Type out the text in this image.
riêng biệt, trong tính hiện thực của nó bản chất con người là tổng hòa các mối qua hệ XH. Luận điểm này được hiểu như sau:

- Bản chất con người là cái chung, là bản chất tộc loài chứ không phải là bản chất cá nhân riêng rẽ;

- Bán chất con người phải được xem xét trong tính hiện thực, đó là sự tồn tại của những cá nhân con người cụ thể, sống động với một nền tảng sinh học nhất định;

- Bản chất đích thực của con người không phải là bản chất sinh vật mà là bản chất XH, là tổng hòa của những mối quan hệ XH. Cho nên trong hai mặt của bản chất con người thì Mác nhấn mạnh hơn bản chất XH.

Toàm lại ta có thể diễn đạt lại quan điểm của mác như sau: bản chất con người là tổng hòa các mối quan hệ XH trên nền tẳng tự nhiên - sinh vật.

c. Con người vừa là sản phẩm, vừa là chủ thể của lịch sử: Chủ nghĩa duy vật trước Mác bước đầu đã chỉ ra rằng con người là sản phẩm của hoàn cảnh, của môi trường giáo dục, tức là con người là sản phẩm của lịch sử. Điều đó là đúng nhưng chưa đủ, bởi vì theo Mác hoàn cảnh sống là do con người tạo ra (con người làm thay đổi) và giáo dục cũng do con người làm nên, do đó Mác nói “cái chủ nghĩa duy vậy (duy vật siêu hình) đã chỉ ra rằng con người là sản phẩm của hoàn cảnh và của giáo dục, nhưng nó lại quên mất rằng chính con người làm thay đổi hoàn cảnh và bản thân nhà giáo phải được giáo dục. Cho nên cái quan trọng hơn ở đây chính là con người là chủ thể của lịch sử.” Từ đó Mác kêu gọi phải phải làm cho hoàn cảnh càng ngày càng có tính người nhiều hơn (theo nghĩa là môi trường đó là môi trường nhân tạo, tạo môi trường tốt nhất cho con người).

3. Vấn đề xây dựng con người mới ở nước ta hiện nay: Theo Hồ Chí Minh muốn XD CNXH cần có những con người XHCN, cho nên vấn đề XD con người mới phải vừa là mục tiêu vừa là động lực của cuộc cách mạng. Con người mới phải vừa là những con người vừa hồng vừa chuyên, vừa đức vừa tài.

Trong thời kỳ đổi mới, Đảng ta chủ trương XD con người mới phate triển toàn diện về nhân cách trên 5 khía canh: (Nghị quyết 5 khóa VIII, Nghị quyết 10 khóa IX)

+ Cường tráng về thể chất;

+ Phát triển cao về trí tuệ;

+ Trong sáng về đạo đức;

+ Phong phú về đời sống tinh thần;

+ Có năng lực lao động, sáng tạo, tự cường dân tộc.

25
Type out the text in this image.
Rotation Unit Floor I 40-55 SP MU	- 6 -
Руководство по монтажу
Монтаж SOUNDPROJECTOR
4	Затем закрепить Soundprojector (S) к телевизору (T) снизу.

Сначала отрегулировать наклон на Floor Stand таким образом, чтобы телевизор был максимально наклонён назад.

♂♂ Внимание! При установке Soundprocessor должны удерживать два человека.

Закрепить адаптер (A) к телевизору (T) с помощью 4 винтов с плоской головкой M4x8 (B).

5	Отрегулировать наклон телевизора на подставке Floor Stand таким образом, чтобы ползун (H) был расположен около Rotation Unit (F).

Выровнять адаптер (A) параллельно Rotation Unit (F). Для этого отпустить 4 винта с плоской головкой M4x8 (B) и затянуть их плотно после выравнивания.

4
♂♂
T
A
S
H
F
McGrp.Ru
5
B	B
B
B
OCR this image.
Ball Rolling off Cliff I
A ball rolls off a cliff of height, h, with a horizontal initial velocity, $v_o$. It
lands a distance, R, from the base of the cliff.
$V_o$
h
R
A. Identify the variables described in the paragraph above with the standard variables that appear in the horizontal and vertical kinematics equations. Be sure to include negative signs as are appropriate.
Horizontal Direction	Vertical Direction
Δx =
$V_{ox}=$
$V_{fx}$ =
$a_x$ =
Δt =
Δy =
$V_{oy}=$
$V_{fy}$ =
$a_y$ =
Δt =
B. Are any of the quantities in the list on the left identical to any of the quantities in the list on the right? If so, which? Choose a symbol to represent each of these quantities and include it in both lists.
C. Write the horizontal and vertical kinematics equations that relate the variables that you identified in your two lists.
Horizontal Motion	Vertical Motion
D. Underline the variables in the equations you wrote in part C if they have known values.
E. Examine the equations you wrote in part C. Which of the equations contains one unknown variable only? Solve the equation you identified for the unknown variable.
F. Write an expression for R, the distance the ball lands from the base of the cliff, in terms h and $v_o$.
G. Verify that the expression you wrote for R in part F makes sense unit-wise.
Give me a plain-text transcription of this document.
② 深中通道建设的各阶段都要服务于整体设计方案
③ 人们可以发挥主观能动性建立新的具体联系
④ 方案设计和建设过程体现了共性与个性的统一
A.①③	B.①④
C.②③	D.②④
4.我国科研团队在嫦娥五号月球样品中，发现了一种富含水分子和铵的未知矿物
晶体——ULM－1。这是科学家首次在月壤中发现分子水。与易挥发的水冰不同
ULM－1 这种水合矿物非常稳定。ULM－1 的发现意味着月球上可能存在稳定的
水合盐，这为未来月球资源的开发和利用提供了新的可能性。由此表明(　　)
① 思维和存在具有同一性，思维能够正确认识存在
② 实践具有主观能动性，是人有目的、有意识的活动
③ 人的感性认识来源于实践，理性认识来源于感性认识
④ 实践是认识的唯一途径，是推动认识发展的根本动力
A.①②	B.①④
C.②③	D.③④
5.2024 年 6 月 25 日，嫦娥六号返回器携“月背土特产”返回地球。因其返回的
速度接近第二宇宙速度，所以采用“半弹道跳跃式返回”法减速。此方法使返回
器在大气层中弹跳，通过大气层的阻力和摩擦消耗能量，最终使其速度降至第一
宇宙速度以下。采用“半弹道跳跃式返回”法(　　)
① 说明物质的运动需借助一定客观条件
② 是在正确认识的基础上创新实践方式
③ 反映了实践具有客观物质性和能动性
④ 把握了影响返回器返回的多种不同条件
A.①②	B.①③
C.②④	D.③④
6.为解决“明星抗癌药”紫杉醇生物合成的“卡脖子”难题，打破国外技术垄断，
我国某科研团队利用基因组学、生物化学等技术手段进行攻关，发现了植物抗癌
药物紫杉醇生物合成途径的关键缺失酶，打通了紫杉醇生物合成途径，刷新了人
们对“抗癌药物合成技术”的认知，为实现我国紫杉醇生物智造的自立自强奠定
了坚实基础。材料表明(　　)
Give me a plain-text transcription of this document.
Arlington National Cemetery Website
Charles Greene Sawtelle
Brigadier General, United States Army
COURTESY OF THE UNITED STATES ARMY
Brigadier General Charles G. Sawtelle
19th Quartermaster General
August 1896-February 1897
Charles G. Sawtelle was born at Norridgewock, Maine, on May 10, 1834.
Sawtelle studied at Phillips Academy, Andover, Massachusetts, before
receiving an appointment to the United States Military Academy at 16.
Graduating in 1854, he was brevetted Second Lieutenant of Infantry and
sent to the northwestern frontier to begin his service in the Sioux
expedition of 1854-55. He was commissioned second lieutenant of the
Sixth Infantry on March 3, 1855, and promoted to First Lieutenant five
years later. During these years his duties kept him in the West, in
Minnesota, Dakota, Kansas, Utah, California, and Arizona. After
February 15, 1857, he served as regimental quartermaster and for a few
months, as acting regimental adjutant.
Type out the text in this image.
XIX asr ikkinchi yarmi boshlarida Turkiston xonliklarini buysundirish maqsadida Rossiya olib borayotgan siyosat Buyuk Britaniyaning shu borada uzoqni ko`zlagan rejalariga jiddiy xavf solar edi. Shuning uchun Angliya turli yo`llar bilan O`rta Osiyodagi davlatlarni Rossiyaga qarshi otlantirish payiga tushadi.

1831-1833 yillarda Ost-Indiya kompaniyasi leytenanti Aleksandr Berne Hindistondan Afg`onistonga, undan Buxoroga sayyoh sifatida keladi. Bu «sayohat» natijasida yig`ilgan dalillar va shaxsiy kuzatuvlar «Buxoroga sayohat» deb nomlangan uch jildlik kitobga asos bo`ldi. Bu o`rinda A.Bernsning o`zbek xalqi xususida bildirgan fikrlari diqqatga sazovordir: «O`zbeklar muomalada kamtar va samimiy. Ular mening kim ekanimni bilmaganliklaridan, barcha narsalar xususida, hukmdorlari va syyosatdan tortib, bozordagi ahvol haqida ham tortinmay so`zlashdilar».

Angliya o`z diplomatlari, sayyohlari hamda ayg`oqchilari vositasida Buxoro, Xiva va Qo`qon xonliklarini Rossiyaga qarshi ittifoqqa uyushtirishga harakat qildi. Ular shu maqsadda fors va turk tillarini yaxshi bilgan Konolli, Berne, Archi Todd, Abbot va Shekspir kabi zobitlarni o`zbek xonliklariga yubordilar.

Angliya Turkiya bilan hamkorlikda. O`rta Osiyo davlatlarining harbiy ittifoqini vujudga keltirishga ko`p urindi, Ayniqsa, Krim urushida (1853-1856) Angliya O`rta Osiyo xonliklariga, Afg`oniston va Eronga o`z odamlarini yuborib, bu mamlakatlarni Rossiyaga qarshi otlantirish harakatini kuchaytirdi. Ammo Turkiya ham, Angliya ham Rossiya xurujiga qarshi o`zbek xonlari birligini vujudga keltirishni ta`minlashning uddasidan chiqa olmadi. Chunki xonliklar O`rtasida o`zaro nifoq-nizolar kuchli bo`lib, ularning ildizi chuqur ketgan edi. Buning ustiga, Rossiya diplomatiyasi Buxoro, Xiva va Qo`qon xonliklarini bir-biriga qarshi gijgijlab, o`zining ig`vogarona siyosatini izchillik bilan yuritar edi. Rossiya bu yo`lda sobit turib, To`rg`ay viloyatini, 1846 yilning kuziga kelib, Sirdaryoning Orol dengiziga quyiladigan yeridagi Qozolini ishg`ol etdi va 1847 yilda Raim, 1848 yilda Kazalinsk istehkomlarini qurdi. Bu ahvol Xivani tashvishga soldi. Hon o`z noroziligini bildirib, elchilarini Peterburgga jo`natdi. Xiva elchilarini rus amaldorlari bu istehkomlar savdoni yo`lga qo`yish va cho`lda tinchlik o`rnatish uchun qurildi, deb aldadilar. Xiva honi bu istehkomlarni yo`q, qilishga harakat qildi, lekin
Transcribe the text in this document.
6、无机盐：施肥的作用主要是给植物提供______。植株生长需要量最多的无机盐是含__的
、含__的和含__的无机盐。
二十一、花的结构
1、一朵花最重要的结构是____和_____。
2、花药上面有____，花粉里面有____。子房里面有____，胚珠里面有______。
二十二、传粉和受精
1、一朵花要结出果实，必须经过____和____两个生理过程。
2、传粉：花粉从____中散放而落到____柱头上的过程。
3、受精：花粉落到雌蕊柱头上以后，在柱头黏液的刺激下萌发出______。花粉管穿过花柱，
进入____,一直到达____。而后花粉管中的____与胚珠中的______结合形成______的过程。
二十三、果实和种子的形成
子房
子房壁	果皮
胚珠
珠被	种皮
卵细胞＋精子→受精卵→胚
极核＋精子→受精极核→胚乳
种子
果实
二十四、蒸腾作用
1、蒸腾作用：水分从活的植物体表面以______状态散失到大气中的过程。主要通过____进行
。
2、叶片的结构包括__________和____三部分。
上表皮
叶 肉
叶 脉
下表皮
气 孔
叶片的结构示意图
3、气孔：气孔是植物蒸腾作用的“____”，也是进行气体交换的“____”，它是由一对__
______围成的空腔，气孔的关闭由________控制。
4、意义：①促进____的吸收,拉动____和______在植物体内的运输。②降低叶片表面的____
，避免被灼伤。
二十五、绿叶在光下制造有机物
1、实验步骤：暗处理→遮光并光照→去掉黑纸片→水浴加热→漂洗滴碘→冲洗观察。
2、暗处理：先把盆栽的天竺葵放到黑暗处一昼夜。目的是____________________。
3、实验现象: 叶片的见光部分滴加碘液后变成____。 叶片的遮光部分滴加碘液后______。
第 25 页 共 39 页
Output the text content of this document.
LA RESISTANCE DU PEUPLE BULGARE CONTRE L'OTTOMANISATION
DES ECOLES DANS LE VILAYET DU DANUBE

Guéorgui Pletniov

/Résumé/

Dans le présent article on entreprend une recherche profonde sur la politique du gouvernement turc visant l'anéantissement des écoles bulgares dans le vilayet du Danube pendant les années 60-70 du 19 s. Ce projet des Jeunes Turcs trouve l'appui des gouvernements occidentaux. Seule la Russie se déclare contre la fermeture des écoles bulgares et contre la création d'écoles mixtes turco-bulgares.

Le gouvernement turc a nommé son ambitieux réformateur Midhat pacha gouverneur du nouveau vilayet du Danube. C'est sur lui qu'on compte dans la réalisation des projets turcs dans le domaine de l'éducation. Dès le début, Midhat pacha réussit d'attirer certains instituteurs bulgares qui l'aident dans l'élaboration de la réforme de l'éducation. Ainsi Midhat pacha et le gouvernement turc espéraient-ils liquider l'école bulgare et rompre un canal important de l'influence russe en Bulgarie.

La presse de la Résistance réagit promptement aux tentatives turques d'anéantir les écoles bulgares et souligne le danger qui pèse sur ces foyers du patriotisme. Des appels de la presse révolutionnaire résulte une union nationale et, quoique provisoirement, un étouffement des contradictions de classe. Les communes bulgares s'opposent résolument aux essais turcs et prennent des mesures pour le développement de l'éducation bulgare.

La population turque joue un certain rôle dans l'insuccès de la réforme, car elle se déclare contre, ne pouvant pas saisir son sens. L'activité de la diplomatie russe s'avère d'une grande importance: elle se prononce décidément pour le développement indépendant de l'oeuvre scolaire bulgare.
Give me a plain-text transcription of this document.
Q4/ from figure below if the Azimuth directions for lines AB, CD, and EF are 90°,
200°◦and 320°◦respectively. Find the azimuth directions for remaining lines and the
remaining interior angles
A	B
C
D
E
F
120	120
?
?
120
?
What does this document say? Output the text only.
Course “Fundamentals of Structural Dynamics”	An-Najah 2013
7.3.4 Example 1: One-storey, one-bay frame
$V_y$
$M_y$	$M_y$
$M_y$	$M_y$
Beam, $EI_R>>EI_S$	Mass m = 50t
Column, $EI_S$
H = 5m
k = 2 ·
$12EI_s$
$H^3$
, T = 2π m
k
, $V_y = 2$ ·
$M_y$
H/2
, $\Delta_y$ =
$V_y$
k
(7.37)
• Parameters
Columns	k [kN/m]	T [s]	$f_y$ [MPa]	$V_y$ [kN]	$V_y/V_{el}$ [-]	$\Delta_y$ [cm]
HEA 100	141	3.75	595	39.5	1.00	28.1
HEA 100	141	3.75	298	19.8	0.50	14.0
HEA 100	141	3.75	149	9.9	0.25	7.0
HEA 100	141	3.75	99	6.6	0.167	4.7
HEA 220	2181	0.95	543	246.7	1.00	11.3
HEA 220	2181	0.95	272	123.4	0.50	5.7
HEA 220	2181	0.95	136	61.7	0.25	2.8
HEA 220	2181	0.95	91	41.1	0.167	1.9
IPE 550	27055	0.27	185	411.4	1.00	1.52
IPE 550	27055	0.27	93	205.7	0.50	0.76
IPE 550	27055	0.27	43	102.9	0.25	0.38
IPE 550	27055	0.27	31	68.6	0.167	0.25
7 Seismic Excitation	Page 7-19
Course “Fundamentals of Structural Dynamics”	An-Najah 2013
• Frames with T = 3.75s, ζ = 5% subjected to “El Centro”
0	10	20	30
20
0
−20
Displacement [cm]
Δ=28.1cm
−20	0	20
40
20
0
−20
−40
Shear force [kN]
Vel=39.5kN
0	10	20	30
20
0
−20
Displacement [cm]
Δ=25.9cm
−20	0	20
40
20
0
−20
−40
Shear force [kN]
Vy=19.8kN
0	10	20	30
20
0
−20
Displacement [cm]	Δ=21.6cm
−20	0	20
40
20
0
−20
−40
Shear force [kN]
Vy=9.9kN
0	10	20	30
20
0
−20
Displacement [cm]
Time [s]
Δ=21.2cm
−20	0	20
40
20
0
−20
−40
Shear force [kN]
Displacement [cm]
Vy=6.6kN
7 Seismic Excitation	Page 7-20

****************************************

Written request ::
Gather up every line in the data above that contains the word "expression", copying each one.

Answer to the problem ::
F. Write an expression for R, the distance the ball lands from the base of the cliff, in terms h and $v_o$.
G. Verify that the expression you wrote for R in part F makes sense unit-wise.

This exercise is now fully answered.